## Aim
Where a line holds the string "Giảm", return that line.

Figure contents as structured data
******

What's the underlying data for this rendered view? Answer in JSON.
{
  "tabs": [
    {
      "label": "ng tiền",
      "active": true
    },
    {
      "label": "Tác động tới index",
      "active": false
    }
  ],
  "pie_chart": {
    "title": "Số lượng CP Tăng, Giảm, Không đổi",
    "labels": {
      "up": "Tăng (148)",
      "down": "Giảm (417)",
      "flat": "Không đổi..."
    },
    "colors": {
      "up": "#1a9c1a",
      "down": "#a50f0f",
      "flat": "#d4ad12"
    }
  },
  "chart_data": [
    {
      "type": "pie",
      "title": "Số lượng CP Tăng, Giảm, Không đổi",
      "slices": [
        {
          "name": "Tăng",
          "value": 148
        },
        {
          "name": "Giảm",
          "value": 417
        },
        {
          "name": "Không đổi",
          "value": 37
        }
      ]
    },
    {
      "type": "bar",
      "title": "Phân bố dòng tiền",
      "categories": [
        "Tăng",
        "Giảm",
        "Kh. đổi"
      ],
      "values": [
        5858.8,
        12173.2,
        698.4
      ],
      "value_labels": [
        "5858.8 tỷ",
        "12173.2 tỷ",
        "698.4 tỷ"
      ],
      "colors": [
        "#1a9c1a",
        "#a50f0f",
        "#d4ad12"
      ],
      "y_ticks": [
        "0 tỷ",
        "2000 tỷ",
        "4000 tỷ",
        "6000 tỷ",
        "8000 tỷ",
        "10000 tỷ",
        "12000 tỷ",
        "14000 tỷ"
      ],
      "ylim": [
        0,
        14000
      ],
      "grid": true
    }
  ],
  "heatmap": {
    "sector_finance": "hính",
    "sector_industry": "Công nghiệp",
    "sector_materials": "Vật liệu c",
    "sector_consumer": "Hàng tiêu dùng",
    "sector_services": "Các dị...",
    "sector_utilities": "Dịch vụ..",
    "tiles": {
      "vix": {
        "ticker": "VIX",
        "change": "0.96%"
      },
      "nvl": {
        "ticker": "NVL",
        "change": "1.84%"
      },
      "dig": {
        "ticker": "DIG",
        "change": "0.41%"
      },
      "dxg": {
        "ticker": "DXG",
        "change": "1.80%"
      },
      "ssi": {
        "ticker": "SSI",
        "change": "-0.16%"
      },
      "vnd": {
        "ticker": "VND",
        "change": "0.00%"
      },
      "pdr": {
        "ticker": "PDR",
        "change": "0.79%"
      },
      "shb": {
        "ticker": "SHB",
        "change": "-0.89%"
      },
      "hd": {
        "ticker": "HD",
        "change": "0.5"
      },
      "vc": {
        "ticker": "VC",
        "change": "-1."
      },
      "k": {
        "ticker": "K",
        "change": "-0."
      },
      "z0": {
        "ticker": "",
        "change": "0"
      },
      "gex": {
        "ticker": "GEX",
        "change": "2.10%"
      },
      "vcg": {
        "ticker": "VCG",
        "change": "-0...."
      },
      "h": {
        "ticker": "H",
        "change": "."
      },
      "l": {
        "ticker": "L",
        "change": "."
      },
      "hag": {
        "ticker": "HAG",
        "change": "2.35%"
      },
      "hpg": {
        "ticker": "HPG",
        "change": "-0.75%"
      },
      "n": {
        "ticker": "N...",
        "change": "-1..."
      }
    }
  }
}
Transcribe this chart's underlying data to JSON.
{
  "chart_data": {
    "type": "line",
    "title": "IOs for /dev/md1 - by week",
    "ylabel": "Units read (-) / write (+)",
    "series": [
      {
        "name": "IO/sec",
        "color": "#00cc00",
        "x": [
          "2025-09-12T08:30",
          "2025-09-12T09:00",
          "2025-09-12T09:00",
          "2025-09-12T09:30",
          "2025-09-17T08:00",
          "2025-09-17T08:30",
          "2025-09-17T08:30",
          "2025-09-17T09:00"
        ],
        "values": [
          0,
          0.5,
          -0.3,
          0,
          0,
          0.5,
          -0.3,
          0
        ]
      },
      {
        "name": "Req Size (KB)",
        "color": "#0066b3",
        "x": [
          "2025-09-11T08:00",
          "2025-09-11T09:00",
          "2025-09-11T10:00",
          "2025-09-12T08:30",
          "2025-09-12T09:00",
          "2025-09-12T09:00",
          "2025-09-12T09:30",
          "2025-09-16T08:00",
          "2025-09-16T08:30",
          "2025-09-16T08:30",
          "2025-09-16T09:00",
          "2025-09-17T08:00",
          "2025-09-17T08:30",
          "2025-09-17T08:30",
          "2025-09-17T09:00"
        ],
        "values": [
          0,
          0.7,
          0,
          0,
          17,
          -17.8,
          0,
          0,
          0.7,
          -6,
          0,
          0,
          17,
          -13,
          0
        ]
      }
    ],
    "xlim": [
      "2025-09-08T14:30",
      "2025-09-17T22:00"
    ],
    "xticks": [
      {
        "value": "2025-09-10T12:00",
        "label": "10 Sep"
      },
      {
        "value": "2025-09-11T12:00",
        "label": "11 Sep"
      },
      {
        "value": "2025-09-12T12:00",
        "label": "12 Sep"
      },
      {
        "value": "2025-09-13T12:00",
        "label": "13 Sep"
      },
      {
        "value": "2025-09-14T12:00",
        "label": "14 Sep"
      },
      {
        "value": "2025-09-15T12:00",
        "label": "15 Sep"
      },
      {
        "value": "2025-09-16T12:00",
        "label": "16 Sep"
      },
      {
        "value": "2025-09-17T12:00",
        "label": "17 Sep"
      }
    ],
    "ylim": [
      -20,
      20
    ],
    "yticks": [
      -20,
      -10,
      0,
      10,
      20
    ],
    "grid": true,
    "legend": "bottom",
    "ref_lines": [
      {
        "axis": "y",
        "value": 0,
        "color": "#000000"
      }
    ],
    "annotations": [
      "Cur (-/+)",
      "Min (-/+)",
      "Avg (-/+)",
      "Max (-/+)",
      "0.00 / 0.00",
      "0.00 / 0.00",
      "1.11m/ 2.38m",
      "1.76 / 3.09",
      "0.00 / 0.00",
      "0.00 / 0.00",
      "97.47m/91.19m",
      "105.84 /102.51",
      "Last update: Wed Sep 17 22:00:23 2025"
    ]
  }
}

******

## Solution to this problem
    "title": "Số lượng CP Tăng, Giảm, Không đổi",
      "down": "Giảm (417)",
      "title": "Số lượng CP Tăng, Giảm, Không đổi",
          "name": "Giảm",
        "Giảm",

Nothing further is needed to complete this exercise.